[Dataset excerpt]
— BEGIN —

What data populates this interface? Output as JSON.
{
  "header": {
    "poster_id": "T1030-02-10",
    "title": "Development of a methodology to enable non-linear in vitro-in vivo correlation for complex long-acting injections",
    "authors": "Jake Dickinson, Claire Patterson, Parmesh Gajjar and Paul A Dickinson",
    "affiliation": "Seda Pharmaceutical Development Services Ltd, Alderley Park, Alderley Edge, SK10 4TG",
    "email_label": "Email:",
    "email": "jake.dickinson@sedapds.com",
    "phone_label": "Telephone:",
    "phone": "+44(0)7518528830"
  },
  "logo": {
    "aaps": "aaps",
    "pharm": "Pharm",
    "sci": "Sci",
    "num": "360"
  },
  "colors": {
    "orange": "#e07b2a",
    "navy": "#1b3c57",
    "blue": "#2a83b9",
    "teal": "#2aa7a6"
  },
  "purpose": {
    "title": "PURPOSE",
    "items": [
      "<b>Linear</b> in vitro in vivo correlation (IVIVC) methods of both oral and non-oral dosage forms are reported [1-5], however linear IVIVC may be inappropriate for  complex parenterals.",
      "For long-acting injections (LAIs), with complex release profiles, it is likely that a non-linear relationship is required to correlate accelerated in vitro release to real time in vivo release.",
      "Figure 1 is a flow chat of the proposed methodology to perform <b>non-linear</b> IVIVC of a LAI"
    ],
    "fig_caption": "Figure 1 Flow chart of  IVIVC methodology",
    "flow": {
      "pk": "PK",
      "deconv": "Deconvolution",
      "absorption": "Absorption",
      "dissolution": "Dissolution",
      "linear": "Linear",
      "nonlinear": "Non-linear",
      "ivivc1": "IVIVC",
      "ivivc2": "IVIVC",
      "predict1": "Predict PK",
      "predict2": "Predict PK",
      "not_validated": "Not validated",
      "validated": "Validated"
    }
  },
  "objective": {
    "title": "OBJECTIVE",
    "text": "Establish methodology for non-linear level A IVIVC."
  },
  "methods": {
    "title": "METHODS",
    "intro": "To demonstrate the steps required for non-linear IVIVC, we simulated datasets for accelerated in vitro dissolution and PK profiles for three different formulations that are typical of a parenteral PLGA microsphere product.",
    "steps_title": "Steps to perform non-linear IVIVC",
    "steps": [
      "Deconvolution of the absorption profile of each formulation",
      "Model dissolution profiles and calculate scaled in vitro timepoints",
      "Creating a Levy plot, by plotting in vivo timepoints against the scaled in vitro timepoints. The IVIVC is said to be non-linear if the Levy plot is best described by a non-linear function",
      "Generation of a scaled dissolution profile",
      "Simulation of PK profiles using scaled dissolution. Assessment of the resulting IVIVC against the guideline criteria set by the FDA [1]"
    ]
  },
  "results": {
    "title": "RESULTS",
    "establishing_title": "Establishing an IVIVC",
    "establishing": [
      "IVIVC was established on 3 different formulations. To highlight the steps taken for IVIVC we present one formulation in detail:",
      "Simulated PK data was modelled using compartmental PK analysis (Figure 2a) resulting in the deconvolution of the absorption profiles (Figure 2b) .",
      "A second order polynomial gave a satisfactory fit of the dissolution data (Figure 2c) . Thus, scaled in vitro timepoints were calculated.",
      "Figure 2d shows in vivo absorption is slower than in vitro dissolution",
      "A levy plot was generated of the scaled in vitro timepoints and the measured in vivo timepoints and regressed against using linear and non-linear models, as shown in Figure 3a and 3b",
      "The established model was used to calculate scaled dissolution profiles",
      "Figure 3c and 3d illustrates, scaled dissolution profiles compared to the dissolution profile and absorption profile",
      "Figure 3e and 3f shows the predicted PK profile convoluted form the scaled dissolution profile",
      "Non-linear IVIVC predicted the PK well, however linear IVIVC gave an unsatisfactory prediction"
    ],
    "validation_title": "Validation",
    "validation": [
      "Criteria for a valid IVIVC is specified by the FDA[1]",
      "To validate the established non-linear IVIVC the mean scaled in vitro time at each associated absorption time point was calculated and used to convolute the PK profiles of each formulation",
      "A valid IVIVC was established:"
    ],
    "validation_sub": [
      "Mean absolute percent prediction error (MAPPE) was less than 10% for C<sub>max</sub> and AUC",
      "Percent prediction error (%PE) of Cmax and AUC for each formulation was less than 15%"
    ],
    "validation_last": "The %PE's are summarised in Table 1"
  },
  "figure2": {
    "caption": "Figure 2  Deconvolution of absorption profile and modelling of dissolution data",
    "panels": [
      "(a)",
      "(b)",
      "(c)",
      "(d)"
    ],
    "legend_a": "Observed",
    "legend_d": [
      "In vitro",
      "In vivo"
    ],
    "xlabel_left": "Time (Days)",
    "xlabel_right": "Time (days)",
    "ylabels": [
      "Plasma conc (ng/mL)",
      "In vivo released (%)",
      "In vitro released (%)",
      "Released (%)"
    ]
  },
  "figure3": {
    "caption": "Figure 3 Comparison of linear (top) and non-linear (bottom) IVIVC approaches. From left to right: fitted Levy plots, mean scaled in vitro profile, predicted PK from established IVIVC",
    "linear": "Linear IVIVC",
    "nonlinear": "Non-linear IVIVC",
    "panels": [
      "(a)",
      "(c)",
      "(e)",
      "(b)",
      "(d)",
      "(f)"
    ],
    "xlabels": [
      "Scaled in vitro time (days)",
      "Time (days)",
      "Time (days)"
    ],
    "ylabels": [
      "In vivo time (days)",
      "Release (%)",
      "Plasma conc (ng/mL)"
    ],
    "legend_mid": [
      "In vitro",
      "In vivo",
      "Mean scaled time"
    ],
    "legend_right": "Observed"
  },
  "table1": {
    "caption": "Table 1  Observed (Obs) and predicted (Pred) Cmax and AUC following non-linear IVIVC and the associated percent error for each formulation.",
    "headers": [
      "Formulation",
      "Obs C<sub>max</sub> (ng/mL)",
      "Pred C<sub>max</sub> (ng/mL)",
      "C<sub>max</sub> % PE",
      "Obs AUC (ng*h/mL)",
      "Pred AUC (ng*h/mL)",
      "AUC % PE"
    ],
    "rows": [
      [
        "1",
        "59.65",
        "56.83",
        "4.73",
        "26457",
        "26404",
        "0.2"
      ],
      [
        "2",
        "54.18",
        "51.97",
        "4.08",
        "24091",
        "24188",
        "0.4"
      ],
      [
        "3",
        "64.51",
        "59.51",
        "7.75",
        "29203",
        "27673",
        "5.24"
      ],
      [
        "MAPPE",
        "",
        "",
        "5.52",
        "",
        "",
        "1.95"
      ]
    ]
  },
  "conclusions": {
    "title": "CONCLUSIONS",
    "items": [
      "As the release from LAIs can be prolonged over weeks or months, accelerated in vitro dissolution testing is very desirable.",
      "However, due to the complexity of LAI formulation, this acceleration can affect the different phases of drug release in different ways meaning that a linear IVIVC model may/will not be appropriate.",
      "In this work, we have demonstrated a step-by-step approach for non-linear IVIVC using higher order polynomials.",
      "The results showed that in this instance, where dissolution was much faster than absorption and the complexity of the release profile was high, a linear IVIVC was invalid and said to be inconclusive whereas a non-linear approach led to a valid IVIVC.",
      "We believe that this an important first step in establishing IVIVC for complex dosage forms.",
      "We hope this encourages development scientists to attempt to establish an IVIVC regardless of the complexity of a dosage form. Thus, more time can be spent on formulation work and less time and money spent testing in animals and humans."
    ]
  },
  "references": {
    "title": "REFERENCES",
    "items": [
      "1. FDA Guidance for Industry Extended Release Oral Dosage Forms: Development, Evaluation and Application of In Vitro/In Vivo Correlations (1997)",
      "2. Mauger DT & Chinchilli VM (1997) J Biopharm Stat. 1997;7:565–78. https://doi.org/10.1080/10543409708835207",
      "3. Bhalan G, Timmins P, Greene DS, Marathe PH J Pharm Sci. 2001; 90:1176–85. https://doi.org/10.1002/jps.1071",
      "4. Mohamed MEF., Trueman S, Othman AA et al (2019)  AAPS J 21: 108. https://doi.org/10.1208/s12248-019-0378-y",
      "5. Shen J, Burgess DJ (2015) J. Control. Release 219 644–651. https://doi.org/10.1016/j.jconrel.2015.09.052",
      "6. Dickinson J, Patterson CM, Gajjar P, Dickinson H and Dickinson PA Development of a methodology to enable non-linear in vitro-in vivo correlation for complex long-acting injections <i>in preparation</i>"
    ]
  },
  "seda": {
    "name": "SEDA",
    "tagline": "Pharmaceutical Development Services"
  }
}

— END —

Task description: All lines that include "work" are to be gathered and copied.

Completed task:
      "In this work, we have demonstrated a step-by-step approach for non-linear IVIVC using higher order polynomials.",
      "We hope this encourages development scientists to attempt to establish an IVIVC regardless of the complexity of a dosage form. Thus, more time can be spent on formulation work and less time and money spent testing in animals and humans."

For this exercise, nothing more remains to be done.